Given instruction: Extract the lines that hold the string "panel".

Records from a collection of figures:
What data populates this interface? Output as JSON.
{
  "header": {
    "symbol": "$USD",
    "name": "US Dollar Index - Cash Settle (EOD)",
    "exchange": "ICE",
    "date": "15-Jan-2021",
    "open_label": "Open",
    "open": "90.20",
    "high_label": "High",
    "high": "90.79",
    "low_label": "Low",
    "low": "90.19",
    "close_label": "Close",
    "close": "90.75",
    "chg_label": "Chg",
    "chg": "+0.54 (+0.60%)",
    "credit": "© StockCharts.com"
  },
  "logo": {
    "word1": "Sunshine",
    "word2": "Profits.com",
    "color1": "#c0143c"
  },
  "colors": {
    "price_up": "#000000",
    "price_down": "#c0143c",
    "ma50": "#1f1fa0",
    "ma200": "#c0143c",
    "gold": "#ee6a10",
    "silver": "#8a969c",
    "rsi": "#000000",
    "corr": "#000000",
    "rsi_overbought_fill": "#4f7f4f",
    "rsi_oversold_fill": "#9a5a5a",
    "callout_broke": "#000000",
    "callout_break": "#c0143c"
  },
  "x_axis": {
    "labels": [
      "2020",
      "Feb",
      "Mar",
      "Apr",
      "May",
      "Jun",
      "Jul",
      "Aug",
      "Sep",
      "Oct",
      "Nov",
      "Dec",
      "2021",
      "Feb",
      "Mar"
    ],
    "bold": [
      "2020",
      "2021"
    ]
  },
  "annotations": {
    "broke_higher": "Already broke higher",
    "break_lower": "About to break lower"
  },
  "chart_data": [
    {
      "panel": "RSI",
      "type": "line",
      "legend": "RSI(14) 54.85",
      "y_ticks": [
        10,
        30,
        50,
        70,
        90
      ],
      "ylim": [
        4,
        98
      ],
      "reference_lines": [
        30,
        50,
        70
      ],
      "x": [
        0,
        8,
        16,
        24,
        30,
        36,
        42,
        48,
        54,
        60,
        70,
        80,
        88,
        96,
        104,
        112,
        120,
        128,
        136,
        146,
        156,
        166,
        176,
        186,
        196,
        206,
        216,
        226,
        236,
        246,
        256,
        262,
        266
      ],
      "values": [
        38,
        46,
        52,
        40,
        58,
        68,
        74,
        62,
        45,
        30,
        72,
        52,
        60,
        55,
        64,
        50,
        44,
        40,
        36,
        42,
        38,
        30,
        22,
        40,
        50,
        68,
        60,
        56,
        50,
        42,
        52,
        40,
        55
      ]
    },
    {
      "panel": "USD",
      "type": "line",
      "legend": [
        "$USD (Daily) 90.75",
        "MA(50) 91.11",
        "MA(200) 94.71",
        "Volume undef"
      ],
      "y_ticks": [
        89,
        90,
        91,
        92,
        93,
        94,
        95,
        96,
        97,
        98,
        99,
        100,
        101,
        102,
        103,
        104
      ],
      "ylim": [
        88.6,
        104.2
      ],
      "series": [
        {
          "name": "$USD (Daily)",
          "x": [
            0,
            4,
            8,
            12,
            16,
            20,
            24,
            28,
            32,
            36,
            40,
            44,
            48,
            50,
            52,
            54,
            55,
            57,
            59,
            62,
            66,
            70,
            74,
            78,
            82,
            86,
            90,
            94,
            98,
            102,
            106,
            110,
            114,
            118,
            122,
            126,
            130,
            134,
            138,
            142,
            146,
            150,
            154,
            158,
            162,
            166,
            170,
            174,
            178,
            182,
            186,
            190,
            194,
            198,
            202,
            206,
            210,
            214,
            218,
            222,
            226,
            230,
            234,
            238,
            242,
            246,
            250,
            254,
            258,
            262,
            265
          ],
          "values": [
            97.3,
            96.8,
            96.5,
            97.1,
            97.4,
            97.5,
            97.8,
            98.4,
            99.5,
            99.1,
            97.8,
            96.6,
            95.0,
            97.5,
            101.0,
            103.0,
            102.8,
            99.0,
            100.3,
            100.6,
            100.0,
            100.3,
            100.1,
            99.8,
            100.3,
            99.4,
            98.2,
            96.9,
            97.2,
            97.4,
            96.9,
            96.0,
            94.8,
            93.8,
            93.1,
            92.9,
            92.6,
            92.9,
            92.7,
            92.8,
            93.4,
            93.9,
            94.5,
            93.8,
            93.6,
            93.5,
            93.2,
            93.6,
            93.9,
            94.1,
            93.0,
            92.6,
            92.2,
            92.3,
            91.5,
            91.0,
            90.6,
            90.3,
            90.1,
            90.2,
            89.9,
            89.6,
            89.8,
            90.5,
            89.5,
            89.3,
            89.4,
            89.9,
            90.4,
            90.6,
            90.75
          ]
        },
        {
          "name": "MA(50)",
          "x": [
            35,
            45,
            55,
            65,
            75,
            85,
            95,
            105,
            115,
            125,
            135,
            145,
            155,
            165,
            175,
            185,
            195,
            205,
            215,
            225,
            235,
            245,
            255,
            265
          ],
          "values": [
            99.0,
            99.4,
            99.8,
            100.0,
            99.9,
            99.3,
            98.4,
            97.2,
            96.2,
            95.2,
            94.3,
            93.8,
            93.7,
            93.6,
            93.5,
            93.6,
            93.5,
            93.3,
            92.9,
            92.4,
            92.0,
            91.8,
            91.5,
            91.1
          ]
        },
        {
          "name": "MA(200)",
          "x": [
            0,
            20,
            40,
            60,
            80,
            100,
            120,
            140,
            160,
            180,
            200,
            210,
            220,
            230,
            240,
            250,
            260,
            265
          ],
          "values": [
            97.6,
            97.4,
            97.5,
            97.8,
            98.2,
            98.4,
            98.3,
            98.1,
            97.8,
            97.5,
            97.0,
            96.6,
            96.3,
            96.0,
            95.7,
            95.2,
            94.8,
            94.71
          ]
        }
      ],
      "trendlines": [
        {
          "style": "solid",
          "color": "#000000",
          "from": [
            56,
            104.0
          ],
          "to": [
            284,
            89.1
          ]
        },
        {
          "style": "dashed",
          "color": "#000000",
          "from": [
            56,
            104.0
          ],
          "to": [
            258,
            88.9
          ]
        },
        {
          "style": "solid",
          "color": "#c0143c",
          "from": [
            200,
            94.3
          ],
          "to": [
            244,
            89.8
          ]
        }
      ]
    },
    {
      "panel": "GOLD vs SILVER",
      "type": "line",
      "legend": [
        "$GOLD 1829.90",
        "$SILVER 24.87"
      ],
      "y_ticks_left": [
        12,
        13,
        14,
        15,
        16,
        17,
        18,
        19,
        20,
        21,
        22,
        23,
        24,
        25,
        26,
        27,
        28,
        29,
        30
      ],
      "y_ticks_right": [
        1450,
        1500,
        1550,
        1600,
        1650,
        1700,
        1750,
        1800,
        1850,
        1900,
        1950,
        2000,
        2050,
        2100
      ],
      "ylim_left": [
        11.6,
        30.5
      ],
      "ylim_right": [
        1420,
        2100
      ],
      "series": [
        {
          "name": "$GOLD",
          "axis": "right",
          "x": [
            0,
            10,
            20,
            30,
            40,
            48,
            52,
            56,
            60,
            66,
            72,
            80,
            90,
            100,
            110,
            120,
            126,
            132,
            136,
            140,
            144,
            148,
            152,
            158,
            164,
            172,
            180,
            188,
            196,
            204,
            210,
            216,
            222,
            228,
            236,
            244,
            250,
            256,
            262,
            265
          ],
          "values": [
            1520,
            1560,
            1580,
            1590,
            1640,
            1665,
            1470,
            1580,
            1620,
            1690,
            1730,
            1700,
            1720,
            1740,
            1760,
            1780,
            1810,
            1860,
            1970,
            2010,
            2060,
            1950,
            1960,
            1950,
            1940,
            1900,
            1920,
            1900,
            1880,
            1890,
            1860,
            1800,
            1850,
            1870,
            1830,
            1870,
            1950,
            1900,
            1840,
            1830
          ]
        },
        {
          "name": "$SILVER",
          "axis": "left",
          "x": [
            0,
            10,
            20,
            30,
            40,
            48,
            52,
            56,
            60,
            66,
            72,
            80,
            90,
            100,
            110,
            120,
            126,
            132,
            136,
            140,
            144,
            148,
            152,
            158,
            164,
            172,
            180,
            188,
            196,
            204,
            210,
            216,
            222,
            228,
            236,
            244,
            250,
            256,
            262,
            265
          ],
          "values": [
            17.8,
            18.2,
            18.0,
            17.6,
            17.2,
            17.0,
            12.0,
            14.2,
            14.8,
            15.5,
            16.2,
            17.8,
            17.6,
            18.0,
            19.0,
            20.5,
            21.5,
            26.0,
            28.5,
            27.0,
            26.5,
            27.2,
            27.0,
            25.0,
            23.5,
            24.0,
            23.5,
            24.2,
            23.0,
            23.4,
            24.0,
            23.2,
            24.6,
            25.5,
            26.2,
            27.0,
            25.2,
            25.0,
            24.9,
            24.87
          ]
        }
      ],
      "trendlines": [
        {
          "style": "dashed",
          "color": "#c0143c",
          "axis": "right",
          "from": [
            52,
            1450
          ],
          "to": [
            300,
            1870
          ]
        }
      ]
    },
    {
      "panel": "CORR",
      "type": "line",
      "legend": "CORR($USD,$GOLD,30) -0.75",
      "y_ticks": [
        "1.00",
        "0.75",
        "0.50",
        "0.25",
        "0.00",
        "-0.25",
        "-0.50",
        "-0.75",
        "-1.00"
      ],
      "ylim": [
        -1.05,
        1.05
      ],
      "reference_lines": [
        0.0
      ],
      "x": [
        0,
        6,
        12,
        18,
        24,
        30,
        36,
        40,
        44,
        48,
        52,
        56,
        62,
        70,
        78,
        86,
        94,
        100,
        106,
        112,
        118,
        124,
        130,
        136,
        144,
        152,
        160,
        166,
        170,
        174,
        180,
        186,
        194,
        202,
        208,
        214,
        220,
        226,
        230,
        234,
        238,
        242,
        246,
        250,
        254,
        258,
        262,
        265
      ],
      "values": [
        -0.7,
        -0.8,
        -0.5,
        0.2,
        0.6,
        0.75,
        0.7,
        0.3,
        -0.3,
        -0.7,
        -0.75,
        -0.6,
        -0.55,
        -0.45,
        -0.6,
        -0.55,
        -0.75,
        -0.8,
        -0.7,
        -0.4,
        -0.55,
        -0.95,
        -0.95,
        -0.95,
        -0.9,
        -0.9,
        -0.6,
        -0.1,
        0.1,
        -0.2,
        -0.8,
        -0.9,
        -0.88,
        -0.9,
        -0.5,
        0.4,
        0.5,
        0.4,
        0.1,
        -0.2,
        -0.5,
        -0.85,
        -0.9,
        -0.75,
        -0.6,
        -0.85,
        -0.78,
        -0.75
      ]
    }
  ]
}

Exercise response:
      "panel": "RSI",
      "panel": "USD",
      "panel": "GOLD vs SILVER",
      "panel": "CORR",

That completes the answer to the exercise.